Extracted data entries

_ _ _ _

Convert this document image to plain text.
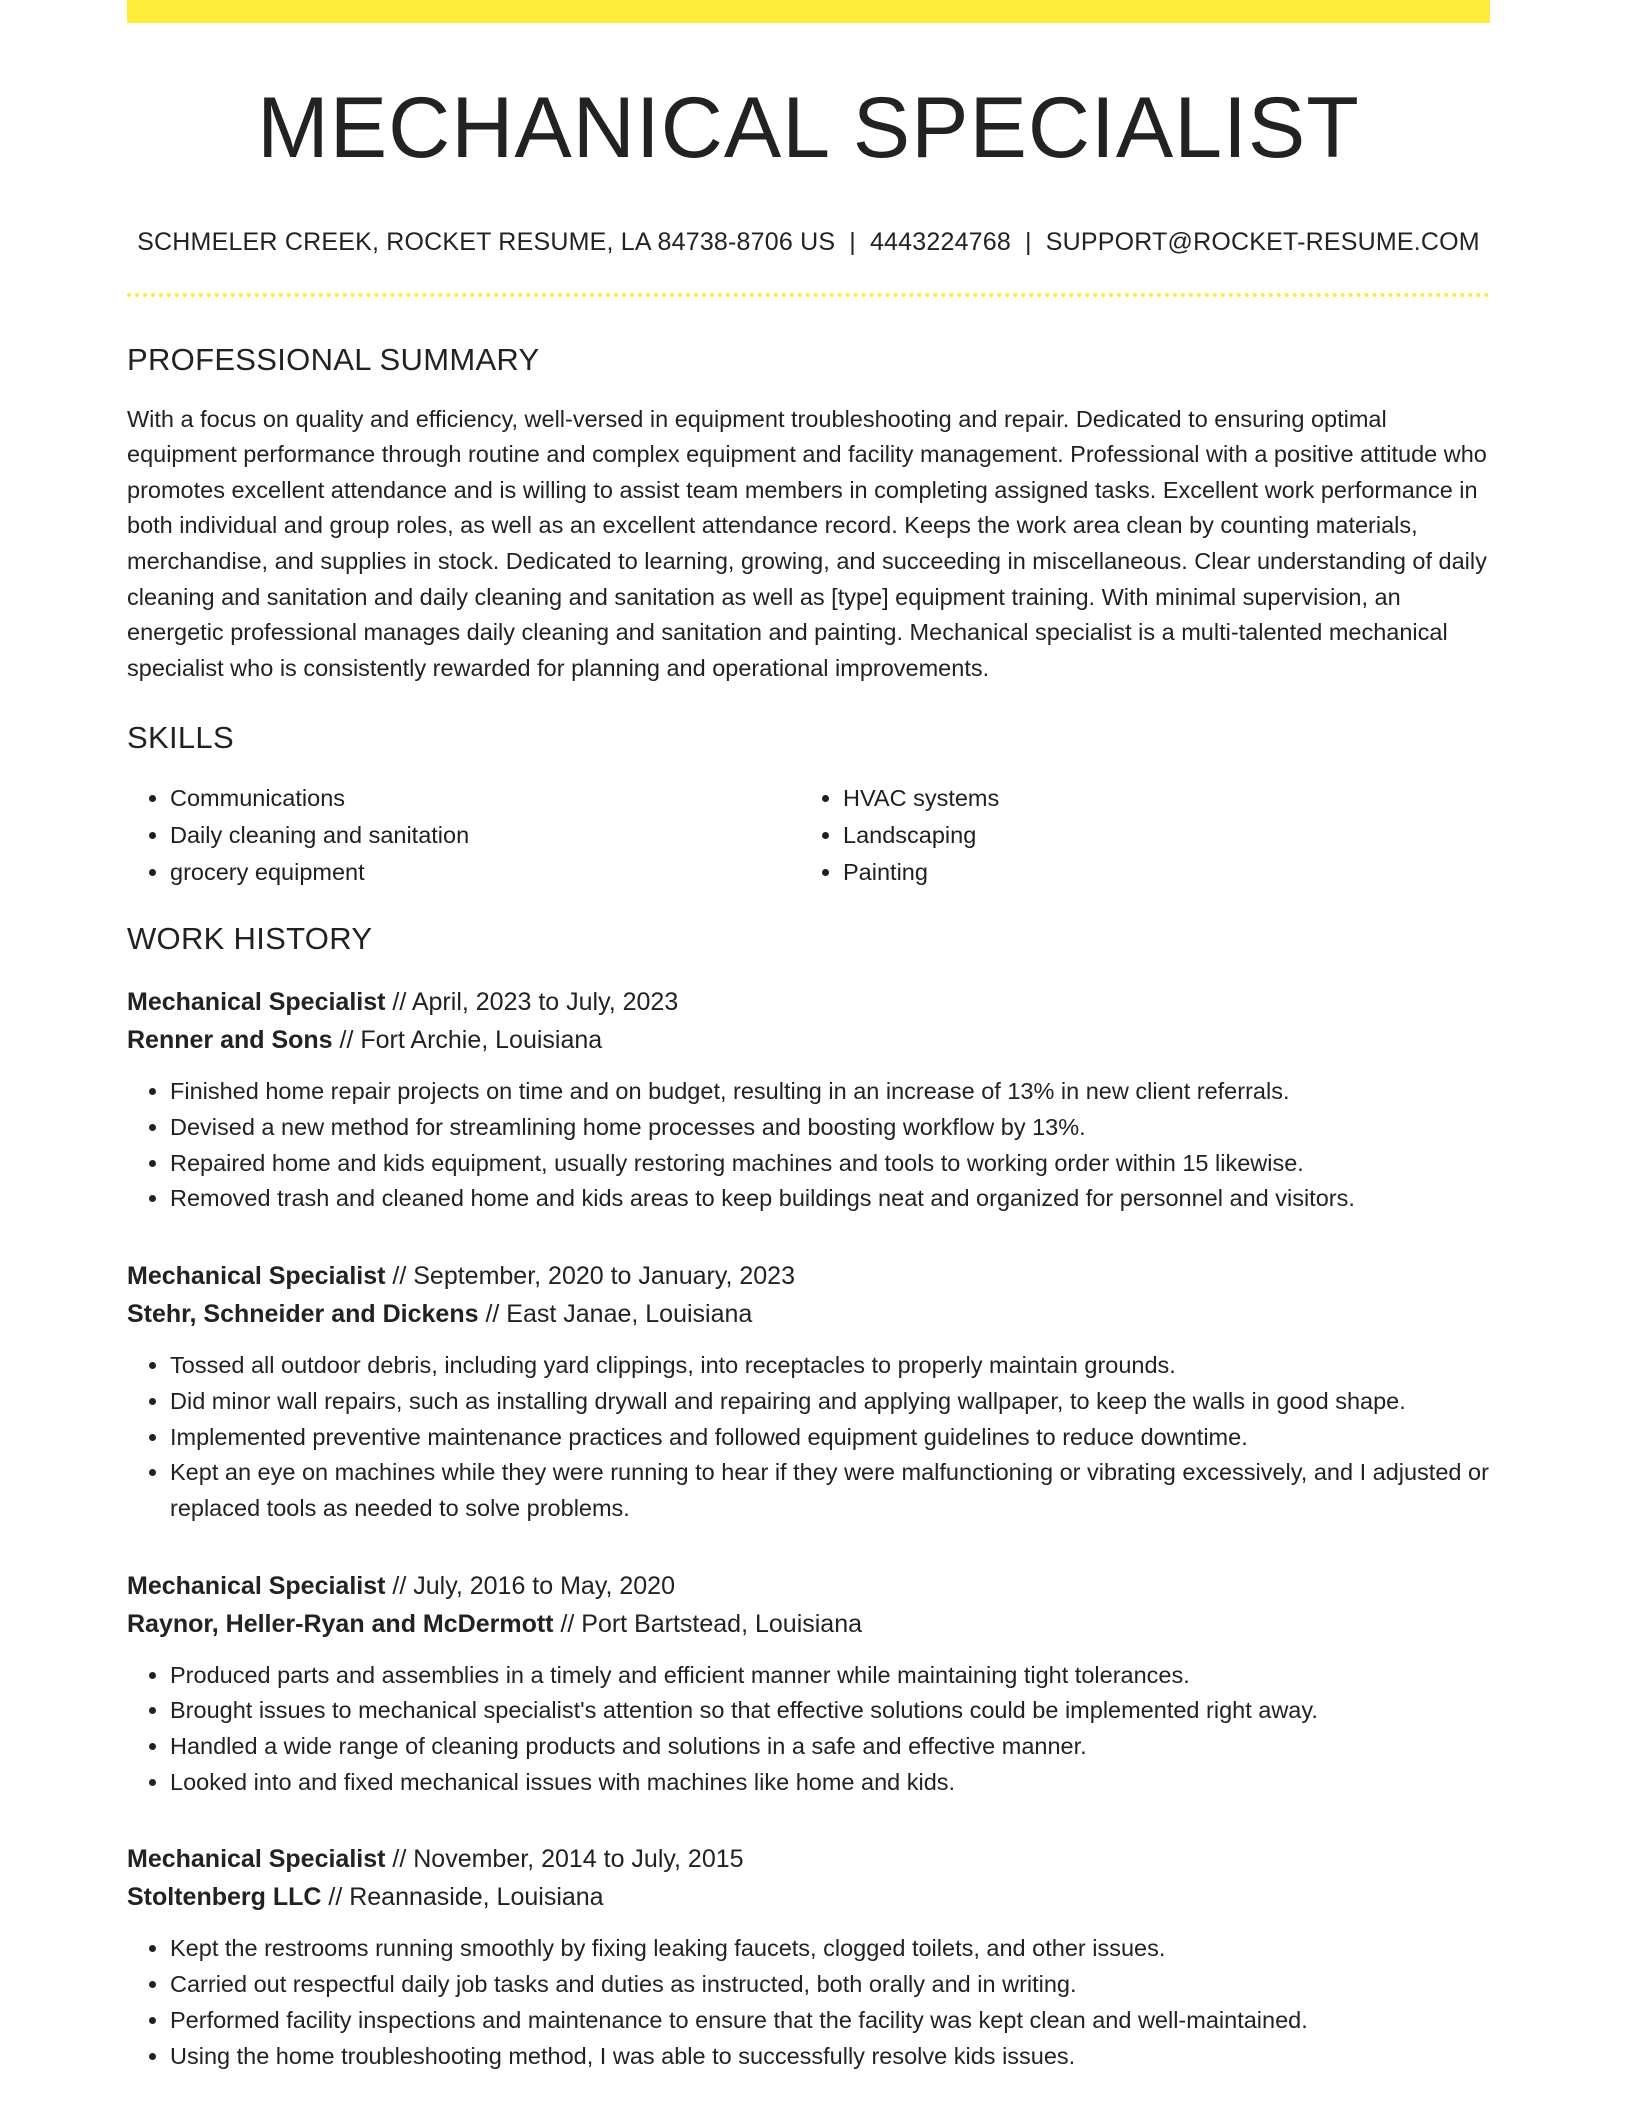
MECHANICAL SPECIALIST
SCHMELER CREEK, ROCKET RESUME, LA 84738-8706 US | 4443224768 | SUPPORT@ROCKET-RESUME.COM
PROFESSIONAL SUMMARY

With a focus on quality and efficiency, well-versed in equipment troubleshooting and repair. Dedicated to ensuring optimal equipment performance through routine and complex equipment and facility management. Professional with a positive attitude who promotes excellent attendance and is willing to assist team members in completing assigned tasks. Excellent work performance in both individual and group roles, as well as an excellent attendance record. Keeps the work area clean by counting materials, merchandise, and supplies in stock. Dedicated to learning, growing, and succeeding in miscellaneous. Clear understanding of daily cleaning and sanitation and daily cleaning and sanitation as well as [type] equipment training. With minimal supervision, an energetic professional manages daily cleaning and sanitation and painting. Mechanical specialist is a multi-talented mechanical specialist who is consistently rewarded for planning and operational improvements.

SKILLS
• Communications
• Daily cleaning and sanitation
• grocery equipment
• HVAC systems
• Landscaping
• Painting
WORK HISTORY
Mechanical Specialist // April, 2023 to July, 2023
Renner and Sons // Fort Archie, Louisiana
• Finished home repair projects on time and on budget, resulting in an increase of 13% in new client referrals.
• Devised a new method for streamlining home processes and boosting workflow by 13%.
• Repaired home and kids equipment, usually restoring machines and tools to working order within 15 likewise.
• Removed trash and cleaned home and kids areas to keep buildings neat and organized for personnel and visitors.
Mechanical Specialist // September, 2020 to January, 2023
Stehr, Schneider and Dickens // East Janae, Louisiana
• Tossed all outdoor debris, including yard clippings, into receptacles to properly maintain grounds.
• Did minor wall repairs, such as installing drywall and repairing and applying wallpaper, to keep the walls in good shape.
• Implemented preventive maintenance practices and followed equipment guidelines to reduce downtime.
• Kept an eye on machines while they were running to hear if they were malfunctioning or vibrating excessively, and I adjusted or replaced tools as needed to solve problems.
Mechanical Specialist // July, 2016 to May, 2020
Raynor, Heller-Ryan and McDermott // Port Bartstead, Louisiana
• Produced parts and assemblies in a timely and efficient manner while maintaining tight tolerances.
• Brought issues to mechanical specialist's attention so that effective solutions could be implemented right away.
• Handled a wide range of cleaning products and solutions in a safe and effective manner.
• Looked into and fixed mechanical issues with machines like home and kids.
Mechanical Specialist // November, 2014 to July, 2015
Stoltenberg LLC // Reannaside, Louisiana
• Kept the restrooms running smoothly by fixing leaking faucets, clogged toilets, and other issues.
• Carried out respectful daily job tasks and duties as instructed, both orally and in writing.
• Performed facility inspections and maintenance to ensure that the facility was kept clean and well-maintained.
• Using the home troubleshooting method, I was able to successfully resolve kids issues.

_ _ _ _

Gather each line in the entries above where the string "Louisiana" is found.

▶ _Output for this task_
Renner and Sons // Fort Archie, Louisiana
Stehr, Schneider and Dickens // East Janae, Louisiana
Raynor, Heller-Ryan and McDermott // Port Bartstead, Louisiana
Stoltenberg LLC // Reannaside, Louisiana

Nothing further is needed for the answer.